[THE TASK] Each entry has to be copied exactly, with nothing missed.
[START OF AVAILABLE DATA]
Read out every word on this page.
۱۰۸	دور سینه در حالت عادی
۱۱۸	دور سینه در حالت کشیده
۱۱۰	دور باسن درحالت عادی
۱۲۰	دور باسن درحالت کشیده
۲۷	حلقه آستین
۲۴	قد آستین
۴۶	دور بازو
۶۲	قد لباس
[END OF AVAILABLE DATA]
[COMPLETED TASK]
Read out every word on this page.
۱۰۸	دور سینه در حالت عادی
۱۱۸	دور سینه در حالت کشیده
۱۱۰	دور باسن درحالت عادی
۱۲۰	دور باسن درحالت کشیده
۲۷	حلقه آستین
۲۴	قد آستین
۴۶	دور بازو
۶۲	قد لباس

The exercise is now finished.